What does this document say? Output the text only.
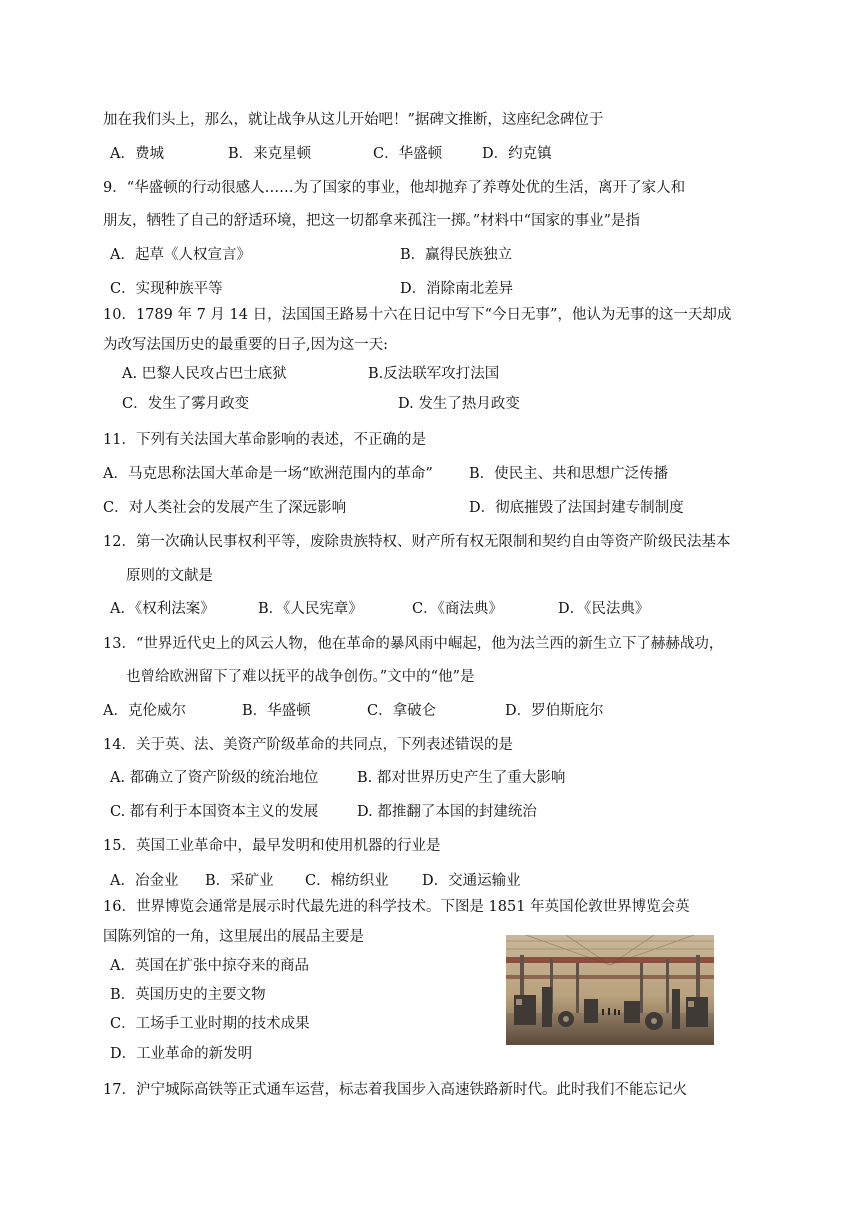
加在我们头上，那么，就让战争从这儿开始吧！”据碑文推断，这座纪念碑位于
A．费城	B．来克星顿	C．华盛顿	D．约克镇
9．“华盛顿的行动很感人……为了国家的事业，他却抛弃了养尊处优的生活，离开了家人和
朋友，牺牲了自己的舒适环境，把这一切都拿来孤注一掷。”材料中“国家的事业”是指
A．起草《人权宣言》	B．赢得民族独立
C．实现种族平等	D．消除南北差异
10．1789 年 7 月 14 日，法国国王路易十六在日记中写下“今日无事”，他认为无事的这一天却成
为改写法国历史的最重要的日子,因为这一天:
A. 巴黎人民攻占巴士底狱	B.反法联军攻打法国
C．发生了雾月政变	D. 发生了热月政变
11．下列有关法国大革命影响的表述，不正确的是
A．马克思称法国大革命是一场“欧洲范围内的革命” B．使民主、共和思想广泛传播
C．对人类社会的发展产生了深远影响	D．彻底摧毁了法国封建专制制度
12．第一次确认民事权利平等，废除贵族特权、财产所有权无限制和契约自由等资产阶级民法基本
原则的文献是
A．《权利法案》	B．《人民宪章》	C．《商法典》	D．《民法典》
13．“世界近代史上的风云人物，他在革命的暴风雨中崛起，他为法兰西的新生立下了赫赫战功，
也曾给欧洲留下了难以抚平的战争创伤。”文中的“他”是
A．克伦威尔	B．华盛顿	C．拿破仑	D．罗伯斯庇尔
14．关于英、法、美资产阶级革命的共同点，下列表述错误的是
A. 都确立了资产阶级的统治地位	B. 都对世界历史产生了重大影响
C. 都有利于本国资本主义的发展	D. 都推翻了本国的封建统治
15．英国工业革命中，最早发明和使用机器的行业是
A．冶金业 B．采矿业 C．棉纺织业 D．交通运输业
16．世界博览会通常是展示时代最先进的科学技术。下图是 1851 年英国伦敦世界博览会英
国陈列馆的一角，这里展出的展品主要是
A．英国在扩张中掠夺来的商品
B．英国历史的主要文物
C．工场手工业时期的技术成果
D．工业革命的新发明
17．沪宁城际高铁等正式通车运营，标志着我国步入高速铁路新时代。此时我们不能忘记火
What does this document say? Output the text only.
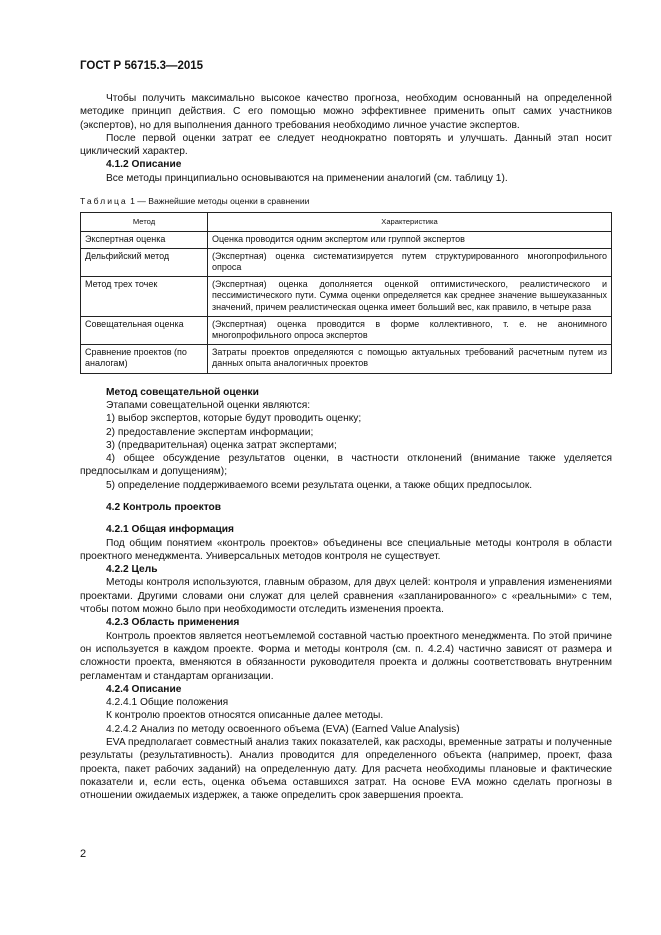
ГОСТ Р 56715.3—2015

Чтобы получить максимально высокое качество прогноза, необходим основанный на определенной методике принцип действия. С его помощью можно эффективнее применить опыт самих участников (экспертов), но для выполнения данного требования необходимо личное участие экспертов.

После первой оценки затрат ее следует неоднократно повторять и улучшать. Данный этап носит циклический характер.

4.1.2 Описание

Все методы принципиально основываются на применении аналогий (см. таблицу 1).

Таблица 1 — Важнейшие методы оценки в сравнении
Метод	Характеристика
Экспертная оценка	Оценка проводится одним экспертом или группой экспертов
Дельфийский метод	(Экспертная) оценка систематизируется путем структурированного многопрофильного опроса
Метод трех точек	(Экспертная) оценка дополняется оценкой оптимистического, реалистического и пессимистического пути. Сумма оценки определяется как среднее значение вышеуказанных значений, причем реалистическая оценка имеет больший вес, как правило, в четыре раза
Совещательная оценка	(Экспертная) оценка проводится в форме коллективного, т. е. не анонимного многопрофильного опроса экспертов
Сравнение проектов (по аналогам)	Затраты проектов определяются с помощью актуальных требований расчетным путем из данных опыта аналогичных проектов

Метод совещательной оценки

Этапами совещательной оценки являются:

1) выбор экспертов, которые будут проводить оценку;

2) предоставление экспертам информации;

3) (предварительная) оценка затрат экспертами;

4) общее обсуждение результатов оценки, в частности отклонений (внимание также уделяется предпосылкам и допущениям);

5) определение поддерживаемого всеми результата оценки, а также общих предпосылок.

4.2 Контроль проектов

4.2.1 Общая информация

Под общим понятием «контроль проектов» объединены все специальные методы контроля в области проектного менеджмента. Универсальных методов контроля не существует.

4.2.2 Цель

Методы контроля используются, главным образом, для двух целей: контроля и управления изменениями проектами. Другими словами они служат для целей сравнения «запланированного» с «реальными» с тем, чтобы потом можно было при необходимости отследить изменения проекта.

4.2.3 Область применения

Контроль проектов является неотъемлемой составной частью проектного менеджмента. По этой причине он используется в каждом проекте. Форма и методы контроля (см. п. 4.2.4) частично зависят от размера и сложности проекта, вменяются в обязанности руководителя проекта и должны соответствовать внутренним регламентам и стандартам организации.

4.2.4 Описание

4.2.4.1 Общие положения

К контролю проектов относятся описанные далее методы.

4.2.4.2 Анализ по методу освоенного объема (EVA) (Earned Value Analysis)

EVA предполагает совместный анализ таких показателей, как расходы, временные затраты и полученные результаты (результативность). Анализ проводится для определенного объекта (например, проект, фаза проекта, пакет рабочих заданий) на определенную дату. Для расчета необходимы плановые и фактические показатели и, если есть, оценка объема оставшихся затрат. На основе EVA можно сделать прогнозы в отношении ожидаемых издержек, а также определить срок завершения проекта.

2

> _STATED TASK_:
Where a line holds the string "путем", copy that line.

> _ANSWER TO THIS PROBLEM_:
Дельфийский метод	(Экспертная) оценка систематизируется путем структурированного многопрофильного опроса
Сравнение проектов (по аналогам)	Затраты проектов определяются с помощью актуальных требований расчетным путем из данных опыта аналогичных проектов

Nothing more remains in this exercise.